▶ _Provided records_:
━━━

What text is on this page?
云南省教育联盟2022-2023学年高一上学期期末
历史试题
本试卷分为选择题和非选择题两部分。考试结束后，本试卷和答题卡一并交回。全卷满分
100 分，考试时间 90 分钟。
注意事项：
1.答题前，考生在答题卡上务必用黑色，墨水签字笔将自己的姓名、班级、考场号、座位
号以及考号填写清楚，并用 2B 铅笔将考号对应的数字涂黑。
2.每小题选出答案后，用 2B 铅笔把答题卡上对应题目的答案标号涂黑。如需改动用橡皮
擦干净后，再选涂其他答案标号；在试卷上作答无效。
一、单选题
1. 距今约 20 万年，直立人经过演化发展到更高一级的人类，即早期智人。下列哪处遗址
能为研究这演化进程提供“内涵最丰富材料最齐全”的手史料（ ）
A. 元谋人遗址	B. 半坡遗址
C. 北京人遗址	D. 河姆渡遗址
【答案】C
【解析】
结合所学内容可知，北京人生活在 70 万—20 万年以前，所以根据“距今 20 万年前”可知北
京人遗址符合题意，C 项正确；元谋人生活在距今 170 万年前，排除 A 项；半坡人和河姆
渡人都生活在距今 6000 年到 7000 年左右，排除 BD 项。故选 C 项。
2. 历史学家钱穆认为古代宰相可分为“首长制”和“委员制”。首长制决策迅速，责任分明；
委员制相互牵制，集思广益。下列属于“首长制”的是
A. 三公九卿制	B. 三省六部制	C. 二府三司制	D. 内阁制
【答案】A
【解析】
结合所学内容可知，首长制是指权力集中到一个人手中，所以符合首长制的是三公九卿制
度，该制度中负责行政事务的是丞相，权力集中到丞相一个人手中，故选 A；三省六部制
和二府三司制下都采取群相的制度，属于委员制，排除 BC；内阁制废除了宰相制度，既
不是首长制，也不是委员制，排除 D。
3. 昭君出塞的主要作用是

━━━

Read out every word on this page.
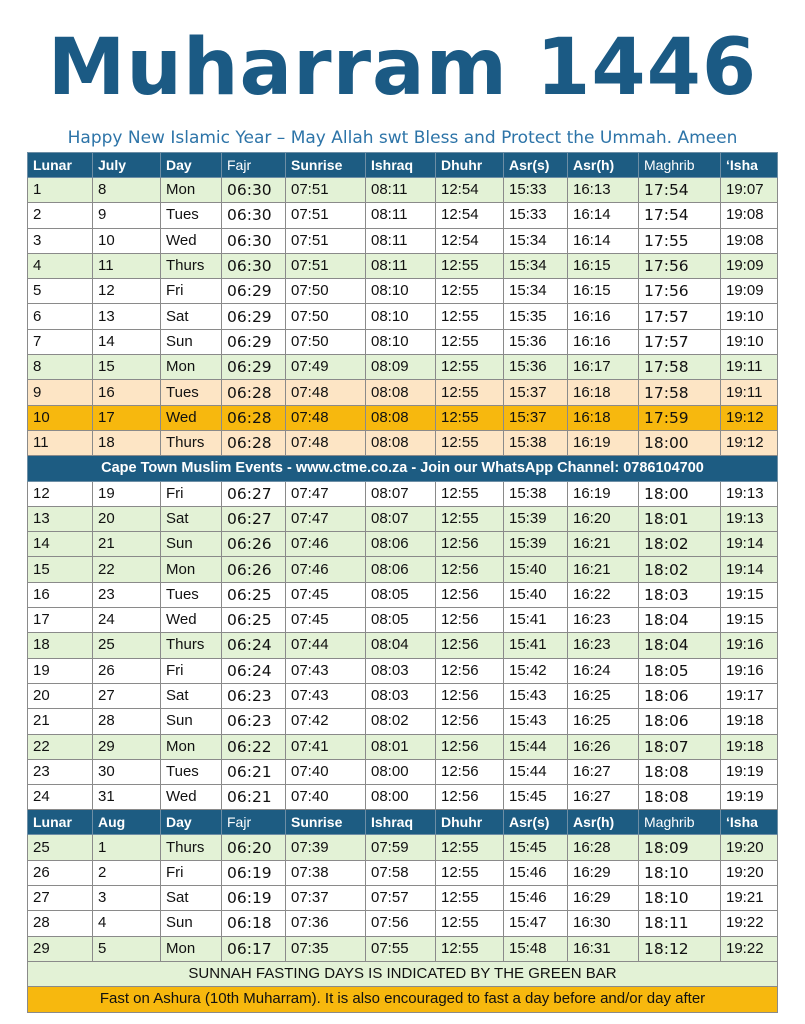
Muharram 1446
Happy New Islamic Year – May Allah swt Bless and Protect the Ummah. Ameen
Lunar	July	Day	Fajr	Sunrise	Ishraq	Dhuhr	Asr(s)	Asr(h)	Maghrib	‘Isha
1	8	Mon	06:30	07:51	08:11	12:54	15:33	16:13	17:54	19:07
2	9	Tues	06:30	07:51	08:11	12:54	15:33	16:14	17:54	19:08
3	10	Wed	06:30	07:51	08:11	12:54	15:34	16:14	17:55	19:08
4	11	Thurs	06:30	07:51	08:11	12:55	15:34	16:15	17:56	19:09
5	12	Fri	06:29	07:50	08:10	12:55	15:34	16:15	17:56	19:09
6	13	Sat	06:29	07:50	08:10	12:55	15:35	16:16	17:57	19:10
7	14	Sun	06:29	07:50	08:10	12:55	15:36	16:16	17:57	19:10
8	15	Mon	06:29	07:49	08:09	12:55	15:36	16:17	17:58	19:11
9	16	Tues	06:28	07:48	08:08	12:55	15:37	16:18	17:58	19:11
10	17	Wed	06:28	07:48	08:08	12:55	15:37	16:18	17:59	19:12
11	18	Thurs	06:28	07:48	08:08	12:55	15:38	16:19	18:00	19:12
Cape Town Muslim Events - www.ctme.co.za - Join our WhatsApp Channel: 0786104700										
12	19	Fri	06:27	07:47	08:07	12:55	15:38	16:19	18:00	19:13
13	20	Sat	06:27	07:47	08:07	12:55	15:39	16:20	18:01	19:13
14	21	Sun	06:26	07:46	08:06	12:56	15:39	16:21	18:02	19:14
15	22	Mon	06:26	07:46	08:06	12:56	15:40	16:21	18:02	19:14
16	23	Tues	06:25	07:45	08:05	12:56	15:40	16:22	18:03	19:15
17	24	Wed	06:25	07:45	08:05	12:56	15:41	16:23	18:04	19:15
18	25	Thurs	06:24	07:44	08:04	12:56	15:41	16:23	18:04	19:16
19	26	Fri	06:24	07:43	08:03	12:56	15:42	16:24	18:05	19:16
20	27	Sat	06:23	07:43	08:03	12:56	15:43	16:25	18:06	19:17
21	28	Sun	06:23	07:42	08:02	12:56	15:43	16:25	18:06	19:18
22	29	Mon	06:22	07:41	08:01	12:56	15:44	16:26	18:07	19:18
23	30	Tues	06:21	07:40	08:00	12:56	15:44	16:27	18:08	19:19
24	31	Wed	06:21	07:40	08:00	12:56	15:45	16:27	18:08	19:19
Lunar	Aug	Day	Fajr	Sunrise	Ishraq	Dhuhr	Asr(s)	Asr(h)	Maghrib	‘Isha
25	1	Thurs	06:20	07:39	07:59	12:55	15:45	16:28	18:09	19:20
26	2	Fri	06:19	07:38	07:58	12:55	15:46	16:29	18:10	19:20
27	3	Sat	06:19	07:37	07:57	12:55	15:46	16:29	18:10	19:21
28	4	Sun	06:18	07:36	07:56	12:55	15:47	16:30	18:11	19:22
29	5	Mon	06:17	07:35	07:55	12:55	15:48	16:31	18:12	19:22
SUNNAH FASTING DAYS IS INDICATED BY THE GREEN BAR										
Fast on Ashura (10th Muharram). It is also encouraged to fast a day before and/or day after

━━━

▶ _Stated task_: Copy out each line of the material that holds the word "Dhuhr".

▶ _Finished answer_:
Lunar	July	Day	Fajr	Sunrise	Ishraq	Dhuhr	Asr(s)	Asr(h)	Maghrib	‘Isha
Lunar	Aug	Day	Fajr	Sunrise	Ishraq	Dhuhr	Asr(s)	Asr(h)	Maghrib	‘Isha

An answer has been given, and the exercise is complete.